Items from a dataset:
┌──
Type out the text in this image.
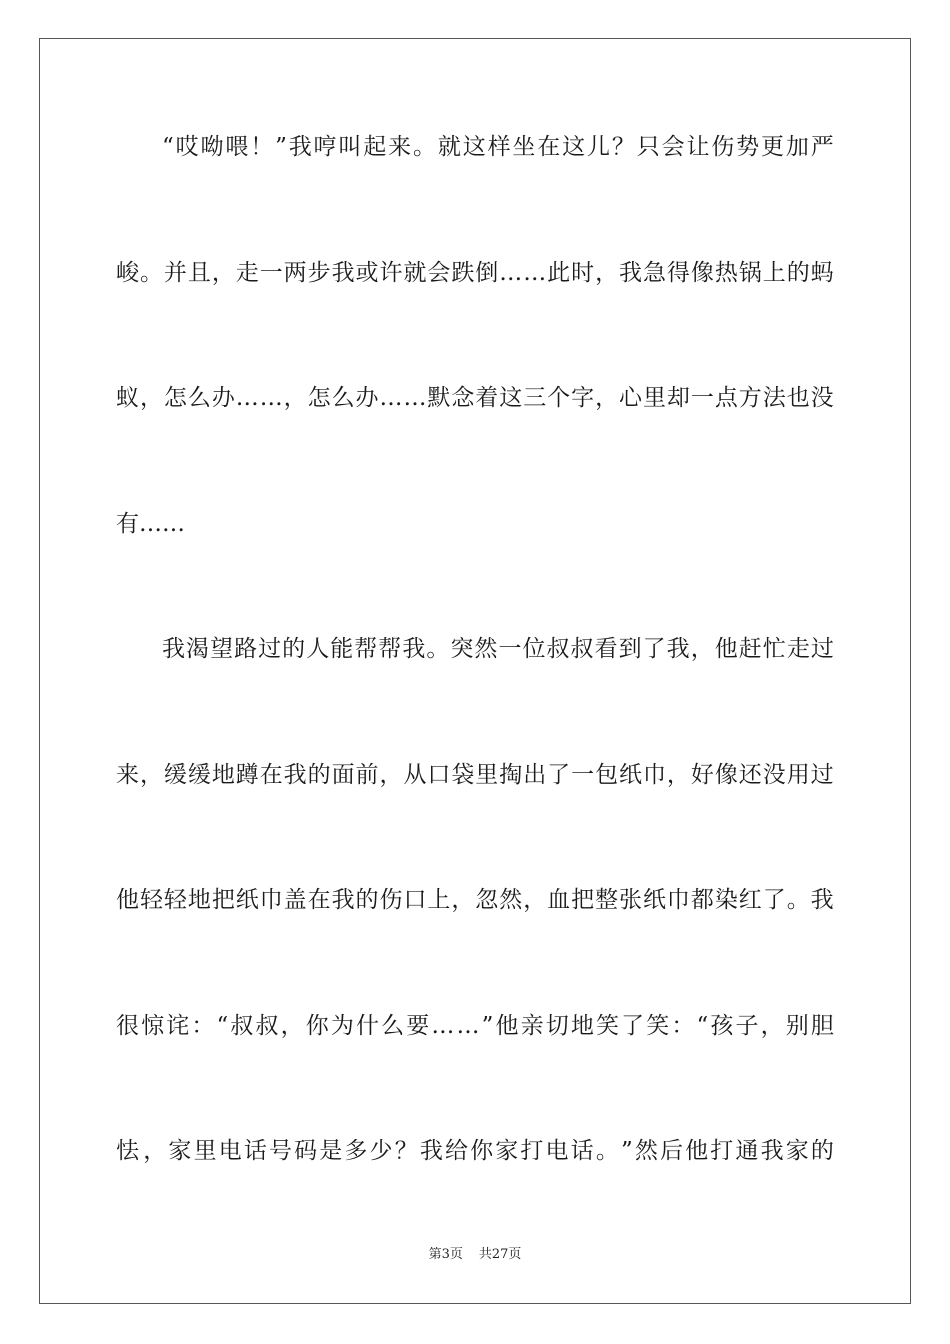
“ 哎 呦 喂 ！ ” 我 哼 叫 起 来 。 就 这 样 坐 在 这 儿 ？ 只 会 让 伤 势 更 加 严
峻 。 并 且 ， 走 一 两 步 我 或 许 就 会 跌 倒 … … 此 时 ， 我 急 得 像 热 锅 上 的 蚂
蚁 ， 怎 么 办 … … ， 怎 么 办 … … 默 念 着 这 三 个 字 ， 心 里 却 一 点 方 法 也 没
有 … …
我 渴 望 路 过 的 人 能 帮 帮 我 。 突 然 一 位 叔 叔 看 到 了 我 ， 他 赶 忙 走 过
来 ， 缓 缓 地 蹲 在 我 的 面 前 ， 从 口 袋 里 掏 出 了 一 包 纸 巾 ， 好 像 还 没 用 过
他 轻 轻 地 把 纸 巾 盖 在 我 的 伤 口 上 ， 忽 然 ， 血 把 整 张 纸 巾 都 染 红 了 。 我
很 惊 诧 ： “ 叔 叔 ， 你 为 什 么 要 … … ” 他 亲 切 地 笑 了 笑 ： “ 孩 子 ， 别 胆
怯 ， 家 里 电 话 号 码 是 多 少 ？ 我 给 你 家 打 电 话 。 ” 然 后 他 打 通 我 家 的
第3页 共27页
└──
┌──
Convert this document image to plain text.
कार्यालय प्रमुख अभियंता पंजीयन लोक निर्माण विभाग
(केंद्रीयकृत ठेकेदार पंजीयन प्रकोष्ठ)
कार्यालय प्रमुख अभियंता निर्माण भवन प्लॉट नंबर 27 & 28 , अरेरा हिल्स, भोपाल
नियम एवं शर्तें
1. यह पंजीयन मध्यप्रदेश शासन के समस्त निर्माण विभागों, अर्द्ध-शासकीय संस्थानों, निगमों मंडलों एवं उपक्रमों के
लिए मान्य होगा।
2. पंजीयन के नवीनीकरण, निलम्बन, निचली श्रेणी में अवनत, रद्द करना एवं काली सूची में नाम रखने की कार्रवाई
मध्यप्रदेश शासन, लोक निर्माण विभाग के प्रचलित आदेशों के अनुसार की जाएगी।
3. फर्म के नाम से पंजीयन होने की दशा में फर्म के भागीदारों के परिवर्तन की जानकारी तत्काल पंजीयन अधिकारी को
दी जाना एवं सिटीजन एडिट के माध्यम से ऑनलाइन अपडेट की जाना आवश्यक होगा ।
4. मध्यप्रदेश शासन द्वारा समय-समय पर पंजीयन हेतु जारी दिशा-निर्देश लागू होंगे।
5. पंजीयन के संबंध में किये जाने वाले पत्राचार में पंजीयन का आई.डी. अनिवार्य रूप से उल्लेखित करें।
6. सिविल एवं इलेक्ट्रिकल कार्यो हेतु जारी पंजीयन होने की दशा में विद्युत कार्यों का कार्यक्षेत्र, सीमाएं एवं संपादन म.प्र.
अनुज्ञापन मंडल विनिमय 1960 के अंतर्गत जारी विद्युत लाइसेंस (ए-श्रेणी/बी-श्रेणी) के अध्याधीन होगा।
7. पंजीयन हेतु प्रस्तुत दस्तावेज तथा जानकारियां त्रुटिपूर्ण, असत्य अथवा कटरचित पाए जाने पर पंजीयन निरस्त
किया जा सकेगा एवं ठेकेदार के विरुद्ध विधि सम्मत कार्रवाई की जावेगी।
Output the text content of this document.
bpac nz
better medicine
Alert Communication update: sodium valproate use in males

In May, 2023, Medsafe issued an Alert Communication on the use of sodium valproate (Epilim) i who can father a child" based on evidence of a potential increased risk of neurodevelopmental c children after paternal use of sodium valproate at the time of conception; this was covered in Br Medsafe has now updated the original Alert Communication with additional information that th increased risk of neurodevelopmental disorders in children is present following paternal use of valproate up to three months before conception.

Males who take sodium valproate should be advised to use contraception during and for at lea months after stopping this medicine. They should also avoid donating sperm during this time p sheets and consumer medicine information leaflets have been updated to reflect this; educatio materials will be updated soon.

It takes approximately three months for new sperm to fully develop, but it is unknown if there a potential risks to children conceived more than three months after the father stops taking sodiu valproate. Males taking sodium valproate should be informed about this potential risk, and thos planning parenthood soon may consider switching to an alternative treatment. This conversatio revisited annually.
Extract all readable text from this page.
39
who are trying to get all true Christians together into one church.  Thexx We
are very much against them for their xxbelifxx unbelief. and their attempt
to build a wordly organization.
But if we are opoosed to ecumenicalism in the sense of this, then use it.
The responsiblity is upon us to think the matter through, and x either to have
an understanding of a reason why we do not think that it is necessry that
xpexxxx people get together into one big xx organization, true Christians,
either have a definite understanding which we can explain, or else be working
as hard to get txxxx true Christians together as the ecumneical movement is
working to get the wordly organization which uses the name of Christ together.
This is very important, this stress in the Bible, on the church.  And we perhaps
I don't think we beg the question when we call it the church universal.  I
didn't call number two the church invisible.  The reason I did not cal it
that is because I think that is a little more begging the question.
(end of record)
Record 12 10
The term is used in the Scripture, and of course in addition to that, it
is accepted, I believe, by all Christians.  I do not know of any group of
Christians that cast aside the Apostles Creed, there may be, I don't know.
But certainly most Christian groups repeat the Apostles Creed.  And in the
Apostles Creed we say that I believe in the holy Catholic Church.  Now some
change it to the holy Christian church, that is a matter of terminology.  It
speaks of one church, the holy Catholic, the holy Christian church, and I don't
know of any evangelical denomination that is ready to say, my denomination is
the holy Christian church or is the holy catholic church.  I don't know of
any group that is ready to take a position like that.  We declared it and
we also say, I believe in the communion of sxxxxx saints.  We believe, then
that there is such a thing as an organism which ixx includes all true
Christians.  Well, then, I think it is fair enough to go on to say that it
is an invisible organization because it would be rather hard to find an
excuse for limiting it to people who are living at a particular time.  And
└──
┌──
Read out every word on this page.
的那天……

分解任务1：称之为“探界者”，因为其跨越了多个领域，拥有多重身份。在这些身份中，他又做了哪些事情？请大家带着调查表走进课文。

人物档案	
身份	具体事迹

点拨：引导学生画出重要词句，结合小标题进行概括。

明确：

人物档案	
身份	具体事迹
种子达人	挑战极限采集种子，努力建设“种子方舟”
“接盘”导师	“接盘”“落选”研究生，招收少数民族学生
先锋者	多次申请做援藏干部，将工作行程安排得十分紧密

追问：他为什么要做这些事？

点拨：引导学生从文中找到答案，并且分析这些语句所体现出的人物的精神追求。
└──
→ **Required task**: Each line in the listing above that contains "more" should be copied.

→ **Written answer**:
It takes approximately three months for new sperm to fully develop, but it is unknown if there a potential risks to children conceived more than three months after the father stops taking sodiu valproate. Males taking sodium valproate should be informed about this potential risk, and thos planning parenthood soon may consider switching to an alternative treatment. This conversatio revisited annually.
that is because I think that is a little more begging the question.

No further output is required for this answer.